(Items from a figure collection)
[START]

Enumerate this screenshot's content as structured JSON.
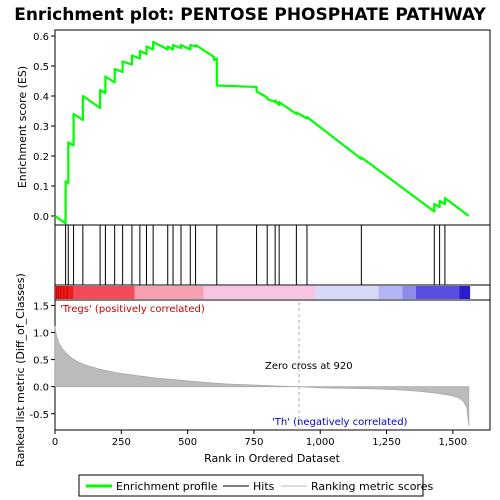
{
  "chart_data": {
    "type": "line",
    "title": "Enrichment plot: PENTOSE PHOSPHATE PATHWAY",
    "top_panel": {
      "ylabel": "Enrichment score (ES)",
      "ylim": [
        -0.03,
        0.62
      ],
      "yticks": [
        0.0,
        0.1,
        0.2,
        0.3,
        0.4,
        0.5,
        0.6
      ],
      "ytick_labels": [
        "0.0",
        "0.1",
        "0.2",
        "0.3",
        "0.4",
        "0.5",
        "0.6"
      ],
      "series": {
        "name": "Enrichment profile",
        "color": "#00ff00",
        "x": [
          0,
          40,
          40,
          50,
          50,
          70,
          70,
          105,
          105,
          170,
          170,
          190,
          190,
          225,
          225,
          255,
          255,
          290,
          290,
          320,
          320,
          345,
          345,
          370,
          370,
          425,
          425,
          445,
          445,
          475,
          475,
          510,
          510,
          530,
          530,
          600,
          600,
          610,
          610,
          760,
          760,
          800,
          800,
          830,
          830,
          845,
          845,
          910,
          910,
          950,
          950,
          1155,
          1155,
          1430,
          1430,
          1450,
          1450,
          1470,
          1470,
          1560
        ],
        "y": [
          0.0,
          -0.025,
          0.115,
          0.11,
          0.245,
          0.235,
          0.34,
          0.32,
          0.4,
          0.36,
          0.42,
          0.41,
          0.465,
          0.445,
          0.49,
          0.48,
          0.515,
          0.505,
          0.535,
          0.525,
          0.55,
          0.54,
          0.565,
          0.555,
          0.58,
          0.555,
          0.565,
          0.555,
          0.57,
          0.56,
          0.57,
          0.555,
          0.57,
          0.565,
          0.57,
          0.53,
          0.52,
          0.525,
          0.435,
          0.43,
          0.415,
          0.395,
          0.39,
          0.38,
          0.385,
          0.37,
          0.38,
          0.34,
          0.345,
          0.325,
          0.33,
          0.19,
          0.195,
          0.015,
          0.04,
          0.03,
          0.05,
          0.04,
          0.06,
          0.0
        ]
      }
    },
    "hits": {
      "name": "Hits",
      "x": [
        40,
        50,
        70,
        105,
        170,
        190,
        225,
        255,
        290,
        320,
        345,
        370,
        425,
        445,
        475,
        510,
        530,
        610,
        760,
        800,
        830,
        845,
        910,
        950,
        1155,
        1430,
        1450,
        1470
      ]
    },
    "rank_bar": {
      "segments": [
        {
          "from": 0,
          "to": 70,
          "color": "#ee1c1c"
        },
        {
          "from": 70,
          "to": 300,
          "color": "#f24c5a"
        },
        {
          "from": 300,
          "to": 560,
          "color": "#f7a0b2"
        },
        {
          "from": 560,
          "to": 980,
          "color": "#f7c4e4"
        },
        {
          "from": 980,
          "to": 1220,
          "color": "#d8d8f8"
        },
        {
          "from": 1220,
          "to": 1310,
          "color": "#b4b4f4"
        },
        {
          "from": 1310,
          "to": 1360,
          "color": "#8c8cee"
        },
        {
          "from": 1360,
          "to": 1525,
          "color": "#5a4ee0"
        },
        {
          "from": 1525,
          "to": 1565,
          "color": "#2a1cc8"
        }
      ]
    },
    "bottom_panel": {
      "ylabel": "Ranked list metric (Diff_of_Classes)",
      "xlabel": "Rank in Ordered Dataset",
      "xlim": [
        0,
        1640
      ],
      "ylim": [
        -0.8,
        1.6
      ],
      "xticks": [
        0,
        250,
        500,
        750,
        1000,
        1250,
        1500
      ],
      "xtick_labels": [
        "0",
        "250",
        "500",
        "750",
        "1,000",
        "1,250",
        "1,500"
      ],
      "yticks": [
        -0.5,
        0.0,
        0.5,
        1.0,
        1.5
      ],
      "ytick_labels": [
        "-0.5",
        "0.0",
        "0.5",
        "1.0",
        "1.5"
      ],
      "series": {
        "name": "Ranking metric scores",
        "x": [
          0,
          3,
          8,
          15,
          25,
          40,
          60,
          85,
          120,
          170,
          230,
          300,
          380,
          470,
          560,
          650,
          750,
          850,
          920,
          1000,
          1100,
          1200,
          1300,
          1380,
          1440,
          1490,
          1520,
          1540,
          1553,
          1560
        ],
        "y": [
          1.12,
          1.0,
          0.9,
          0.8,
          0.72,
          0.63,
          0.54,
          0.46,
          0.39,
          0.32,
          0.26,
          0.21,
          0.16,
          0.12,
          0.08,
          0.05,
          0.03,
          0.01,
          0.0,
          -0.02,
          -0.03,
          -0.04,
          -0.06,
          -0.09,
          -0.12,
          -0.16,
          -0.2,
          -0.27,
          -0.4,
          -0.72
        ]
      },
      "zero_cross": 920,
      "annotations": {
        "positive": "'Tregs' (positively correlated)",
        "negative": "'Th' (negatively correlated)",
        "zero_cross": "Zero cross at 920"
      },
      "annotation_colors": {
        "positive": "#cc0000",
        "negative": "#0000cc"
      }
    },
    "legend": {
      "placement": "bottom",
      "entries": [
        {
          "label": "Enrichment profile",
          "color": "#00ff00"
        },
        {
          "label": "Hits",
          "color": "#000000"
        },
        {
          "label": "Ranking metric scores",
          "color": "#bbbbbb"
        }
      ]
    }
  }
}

[END]

GOAL: Reproduce each line exactly, please, except for any pictures.

WRITTEN RESPONSE:
Enumerate this screenshot's content as structured JSON.
{
  "chart_data": {
    "type": "line",
    "title": "Enrichment plot: PENTOSE PHOSPHATE PATHWAY",
    "top_panel": {
      "ylabel": "Enrichment score (ES)",
      "ylim": [
        -0.03,
        0.62
      ],
      "yticks": [
        0.0,
        0.1,
        0.2,
        0.3,
        0.4,
        0.5,
        0.6
      ],
      "ytick_labels": [
        "0.0",
        "0.1",
        "0.2",
        "0.3",
        "0.4",
        "0.5",
        "0.6"
      ],
      "series": {
        "name": "Enrichment profile",
        "color": "#00ff00",
        "x": [
          0,
          40,
          40,
          50,
          50,
          70,
          70,
          105,
          105,
          170,
          170,
          190,
          190,
          225,
          225,
          255,
          255,
          290,
          290,
          320,
          320,
          345,
          345,
          370,
          370,
          425,
          425,
          445,
          445,
          475,
          475,
          510,
          510,
          530,
          530,
          600,
          600,
          610,
          610,
          760,
          760,
          800,
          800,
          830,
          830,
          845,
          845,
          910,
          910,
          950,
          950,
          1155,
          1155,
          1430,
          1430,
          1450,
          1450,
          1470,
          1470,
          1560
        ],
        "y": [
          0.0,
          -0.025,
          0.115,
          0.11,
          0.245,
          0.235,
          0.34,
          0.32,
          0.4,
          0.36,
          0.42,
          0.41,
          0.465,
          0.445,
          0.49,
          0.48,
          0.515,
          0.505,
          0.535,
          0.525,
          0.55,
          0.54,
          0.565,
          0.555,
          0.58,
          0.555,
          0.565,
          0.555,
          0.57,
          0.56,
          0.57,
          0.555,
          0.57,
          0.565,
          0.57,
          0.53,
          0.52,
          0.525,
          0.435,
          0.43,
          0.415,
          0.395,
          0.39,
          0.38,
          0.385,
          0.37,
          0.38,
          0.34,
          0.345,
          0.325,
          0.33,
          0.19,
          0.195,
          0.015,
          0.04,
          0.03,
          0.05,
          0.04,
          0.06,
          0.0
        ]
      }
    },
    "hits": {
      "name": "Hits",
      "x": [
        40,
        50,
        70,
        105,
        170,
        190,
        225,
        255,
        290,
        320,
        345,
        370,
        425,
        445,
        475,
        510,
        530,
        610,
        760,
        800,
        830,
        845,
        910,
        950,
        1155,
        1430,
        1450,
        1470
      ]
    },
    "rank_bar": {
      "segments": [
        {
          "from": 0,
          "to": 70,
          "color": "#ee1c1c"
        },
        {
          "from": 70,
          "to": 300,
          "color": "#f24c5a"
        },
        {
          "from": 300,
          "to": 560,
          "color": "#f7a0b2"
        },
        {
          "from": 560,
          "to": 980,
          "color": "#f7c4e4"
        },
        {
          "from": 980,
          "to": 1220,
          "color": "#d8d8f8"
        },
        {
          "from": 1220,
          "to": 1310,
          "color": "#b4b4f4"
        },
        {
          "from": 1310,
          "to": 1360,
          "color": "#8c8cee"
        },
        {
          "from": 1360,
          "to": 1525,
          "color": "#5a4ee0"
        },
        {
          "from": 1525,
          "to": 1565,
          "color": "#2a1cc8"
        }
      ]
    },
    "bottom_panel": {
      "ylabel": "Ranked list metric (Diff_of_Classes)",
      "xlabel": "Rank in Ordered Dataset",
      "xlim": [
        0,
        1640
      ],
      "ylim": [
        -0.8,
        1.6
      ],
      "xticks": [
        0,
        250,
        500,
        750,
        1000,
        1250,
        1500
      ],
      "xtick_labels": [
        "0",
        "250",
        "500",
        "750",
        "1,000",
        "1,250",
        "1,500"
      ],
      "yticks": [
        -0.5,
        0.0,
        0.5,
        1.0,
        1.5
      ],
      "ytick_labels": [
        "-0.5",
        "0.0",
        "0.5",
        "1.0",
        "1.5"
      ],
      "series": {
        "name": "Ranking metric scores",
        "x": [
          0,
          3,
          8,
          15,
          25,
          40,
          60,
          85,
          120,
          170,
          230,
          300,
          380,
          470,
          560,
          650,
          750,
          850,
          920,
          1000,
          1100,
          1200,
          1300,
          1380,
          1440,
          1490,
          1520,
          1540,
          1553,
          1560
        ],
        "y": [
          1.12,
          1.0,
          0.9,
          0.8,
          0.72,
          0.63,
          0.54,
          0.46,
          0.39,
          0.32,
          0.26,
          0.21,
          0.16,
          0.12,
          0.08,
          0.05,
          0.03,
          0.01,
          0.0,
          -0.02,
          -0.03,
          -0.04,
          -0.06,
          -0.09,
          -0.12,
          -0.16,
          -0.2,
          -0.27,
          -0.4,
          -0.72
        ]
      },
      "zero_cross": 920,
      "annotations": {
        "positive": "'Tregs' (positively correlated)",
        "negative": "'Th' (negatively correlated)",
        "zero_cross": "Zero cross at 920"
      },
      "annotation_colors": {
        "positive": "#cc0000",
        "negative": "#0000cc"
      }
    },
    "legend": {
      "placement": "bottom",
      "entries": [
        {
          "label": "Enrichment profile",
          "color": "#00ff00"
        },
        {
          "label": "Hits",
          "color": "#000000"
        },
        {
          "label": "Ranking metric scores",
          "color": "#bbbbbb"
        }
      ]
    }
  }
}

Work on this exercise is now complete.